Problem to work on:
Omit the pictures, please, and give each record below again exactly.

Data for this exercise:
◇ ◇ ◇ ◇ ◇ ◇ ◇

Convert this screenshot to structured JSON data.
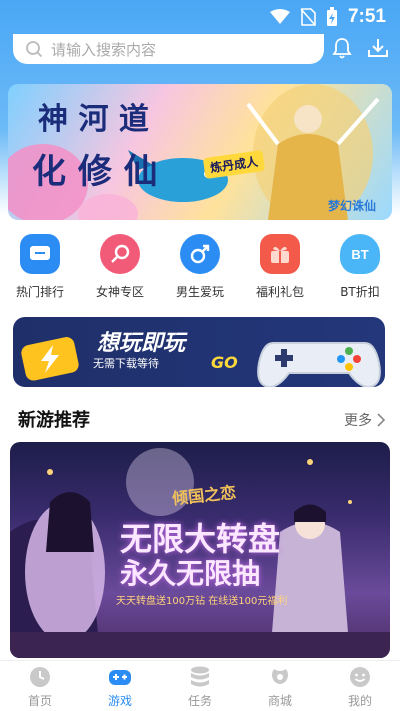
{
  "status_bar": {
    "time": "7:51"
  },
  "search": {
    "placeholder": "请输入搜索内容"
  },
  "header": {
    "icons": [
      "bell-icon",
      "download-icon"
    ]
  },
  "banner": {
    "line1": "神 河 道",
    "line2": "化 修 仙",
    "badge": "炼丹成人",
    "logo": "梦幻诛仙"
  },
  "quick_nav": [
    {
      "label": "热门排行",
      "icon": "chat-icon",
      "color": "#2b8df3"
    },
    {
      "label": "女神专区",
      "icon": "female-icon",
      "color": "#f25b78"
    },
    {
      "label": "男生爱玩",
      "icon": "male-icon",
      "color": "#2b8df3"
    },
    {
      "label": "福利礼包",
      "icon": "gift-icon",
      "color": "#f35a4a"
    },
    {
      "label": "BT折扣",
      "icon": "bt-icon",
      "color": "#4ab6f7"
    }
  ],
  "promo": {
    "title": "想玩即玩",
    "subtitle": "无需下载等待",
    "go": "GO"
  },
  "section": {
    "title": "新游推荐",
    "more": "更多"
  },
  "game_card": {
    "logo": "倾国之恋",
    "line1": "无限大转盘",
    "line2": "永久无限抽",
    "line3": "天天转盘送100万钻 在线送100元福利"
  },
  "tabbar": [
    {
      "label": "首页",
      "icon": "home-clock-icon",
      "active": false
    },
    {
      "label": "游戏",
      "icon": "gamepad-icon",
      "active": true
    },
    {
      "label": "任务",
      "icon": "database-icon",
      "active": false
    },
    {
      "label": "商城",
      "icon": "shop-icon",
      "active": false
    },
    {
      "label": "我的",
      "icon": "smile-icon",
      "active": false
    }
  ],
  "colors": {
    "accent": "#2b8df3",
    "header": "#4aa7f5"
  }
}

◇ ◇ ◇ ◇ ◇ ◇ ◇

Written response:
Convert this screenshot to structured JSON data.
{
  "status_bar": {
    "time": "7:51"
  },
  "search": {
    "placeholder": "请输入搜索内容"
  },
  "header": {
    "icons": [
      "bell-icon",
      "download-icon"
    ]
  },
  "banner": {
    "line1": "神 河 道",
    "line2": "化 修 仙",
    "badge": "炼丹成人",
    "logo": "梦幻诛仙"
  },
  "quick_nav": [
    {
      "label": "热门排行",
      "icon": "chat-icon",
      "color": "#2b8df3"
    },
    {
      "label": "女神专区",
      "icon": "female-icon",
      "color": "#f25b78"
    },
    {
      "label": "男生爱玩",
      "icon": "male-icon",
      "color": "#2b8df3"
    },
    {
      "label": "福利礼包",
      "icon": "gift-icon",
      "color": "#f35a4a"
    },
    {
      "label": "BT折扣",
      "icon": "bt-icon",
      "color": "#4ab6f7"
    }
  ],
  "promo": {
    "title": "想玩即玩",
    "subtitle": "无需下载等待",
    "go": "GO"
  },
  "section": {
    "title": "新游推荐",
    "more": "更多"
  },
  "game_card": {
    "logo": "倾国之恋",
    "line1": "无限大转盘",
    "line2": "永久无限抽",
    "line3": "天天转盘送100万钻 在线送100元福利"
  },
  "tabbar": [
    {
      "label": "首页",
      "icon": "home-clock-icon",
      "active": false
    },
    {
      "label": "游戏",
      "icon": "gamepad-icon",
      "active": true
    },
    {
      "label": "任务",
      "icon": "database-icon",
      "active": false
    },
    {
      "label": "商城",
      "icon": "shop-icon",
      "active": false
    },
    {
      "label": "我的",
      "icon": "smile-icon",
      "active": false
    }
  ],
  "colors": {
    "accent": "#2b8df3",
    "header": "#4aa7f5"
  }
}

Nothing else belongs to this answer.